(Entries from a dataset)
______________________________

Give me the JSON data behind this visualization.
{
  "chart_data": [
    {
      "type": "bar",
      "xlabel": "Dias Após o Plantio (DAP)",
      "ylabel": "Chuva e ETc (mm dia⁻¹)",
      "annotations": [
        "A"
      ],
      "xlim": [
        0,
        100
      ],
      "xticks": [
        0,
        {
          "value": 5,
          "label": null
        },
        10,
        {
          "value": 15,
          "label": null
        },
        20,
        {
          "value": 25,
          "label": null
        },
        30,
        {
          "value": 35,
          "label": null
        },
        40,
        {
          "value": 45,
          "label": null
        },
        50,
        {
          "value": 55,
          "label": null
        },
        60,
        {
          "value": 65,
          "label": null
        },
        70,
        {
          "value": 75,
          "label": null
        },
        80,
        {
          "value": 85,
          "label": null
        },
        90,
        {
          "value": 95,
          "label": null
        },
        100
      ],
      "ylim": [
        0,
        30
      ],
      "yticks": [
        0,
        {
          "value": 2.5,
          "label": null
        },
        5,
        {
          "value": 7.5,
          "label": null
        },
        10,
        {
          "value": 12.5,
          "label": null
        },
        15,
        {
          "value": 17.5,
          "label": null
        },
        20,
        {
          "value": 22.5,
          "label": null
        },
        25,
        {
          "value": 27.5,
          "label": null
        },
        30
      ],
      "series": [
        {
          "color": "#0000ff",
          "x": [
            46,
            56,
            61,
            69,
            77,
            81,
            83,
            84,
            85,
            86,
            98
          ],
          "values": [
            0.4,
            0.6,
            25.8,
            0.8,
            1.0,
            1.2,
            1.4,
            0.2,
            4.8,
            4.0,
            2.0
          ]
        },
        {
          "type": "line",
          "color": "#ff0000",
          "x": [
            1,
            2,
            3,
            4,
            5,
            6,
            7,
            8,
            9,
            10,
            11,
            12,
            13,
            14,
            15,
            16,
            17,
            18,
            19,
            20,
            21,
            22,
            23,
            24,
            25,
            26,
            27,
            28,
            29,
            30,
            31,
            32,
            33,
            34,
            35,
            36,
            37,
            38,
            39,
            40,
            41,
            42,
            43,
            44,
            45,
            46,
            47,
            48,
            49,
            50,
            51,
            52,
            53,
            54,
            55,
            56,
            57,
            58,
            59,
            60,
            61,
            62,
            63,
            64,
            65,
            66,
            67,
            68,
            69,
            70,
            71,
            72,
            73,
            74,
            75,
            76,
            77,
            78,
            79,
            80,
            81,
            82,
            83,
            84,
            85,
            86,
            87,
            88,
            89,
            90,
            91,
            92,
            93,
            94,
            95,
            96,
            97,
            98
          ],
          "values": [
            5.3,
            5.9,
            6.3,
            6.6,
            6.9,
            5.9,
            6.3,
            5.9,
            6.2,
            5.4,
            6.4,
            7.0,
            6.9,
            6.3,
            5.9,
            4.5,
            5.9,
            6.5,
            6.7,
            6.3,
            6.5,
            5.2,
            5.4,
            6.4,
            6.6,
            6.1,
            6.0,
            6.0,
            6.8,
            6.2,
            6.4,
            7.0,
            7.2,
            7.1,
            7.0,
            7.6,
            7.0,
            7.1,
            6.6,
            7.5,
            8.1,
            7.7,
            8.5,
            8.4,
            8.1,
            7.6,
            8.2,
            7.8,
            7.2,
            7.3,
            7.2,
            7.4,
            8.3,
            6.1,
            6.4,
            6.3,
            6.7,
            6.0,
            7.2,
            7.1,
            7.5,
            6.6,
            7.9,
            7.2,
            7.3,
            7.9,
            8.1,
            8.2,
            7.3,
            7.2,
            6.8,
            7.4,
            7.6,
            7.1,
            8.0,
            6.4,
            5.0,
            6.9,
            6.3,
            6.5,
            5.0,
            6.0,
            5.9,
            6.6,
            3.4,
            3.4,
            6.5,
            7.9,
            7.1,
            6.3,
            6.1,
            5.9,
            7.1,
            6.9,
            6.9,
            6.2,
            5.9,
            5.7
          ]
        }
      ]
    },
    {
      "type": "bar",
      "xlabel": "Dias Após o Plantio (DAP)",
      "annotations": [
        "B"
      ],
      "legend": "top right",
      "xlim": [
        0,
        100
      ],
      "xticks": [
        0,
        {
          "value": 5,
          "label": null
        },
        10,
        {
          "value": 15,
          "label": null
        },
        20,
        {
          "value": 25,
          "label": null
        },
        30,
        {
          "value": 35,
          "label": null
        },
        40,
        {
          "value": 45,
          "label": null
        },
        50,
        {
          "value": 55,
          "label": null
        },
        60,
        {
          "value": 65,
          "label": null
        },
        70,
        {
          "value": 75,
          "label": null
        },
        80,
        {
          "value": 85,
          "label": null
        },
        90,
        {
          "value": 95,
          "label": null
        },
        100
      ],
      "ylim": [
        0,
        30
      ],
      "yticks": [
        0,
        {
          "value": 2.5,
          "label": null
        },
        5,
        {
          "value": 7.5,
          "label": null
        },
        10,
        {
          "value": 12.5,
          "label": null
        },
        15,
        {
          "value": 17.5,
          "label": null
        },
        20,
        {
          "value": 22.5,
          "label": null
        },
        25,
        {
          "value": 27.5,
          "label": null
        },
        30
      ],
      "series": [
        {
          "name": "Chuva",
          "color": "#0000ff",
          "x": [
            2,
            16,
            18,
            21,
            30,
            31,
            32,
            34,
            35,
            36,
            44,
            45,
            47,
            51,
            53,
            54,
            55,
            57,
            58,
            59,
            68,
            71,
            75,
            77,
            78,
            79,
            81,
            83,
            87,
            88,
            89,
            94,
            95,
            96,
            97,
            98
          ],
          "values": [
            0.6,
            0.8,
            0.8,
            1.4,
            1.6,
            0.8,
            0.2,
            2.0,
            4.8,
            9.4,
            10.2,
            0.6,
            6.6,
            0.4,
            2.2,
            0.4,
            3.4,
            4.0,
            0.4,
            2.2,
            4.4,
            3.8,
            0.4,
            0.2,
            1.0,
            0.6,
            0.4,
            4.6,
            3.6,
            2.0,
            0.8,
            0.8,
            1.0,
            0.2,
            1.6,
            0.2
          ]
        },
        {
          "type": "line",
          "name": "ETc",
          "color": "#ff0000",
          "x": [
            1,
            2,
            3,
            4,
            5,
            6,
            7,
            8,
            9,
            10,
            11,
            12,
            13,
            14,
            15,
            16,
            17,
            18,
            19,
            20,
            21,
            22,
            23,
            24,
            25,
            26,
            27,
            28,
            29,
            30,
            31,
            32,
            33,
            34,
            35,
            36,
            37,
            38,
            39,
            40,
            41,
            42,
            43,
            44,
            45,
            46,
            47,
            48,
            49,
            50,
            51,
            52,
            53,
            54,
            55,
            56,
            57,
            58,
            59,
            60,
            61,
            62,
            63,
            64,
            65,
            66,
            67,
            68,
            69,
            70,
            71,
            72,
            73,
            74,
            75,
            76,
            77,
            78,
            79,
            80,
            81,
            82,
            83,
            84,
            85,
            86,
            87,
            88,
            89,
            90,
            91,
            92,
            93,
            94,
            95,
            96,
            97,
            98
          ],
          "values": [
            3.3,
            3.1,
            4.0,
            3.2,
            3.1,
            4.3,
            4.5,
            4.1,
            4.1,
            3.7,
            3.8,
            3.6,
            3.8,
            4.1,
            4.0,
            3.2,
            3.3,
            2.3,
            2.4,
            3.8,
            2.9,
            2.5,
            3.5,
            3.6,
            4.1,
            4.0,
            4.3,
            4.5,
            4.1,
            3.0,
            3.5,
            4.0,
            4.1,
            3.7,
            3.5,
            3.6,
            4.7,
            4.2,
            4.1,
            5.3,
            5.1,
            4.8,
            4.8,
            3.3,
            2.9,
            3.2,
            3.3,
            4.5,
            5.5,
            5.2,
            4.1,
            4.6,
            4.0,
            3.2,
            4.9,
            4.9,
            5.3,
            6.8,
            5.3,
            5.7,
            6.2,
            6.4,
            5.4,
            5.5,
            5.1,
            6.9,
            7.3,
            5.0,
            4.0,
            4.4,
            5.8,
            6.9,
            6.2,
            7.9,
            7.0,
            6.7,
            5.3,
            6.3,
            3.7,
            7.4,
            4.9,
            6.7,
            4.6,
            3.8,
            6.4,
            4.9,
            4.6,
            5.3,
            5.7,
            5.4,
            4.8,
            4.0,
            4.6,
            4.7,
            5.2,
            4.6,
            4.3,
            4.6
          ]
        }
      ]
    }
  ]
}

______________________________

### TASK TO COMPLETE
Pull out every line in the material above where "Chuva" occurs.

### SOLUTION TO THE PROBLEM
      "ylabel": "Chuva e ETc (mm dia⁻¹)",
          "name": "Chuva",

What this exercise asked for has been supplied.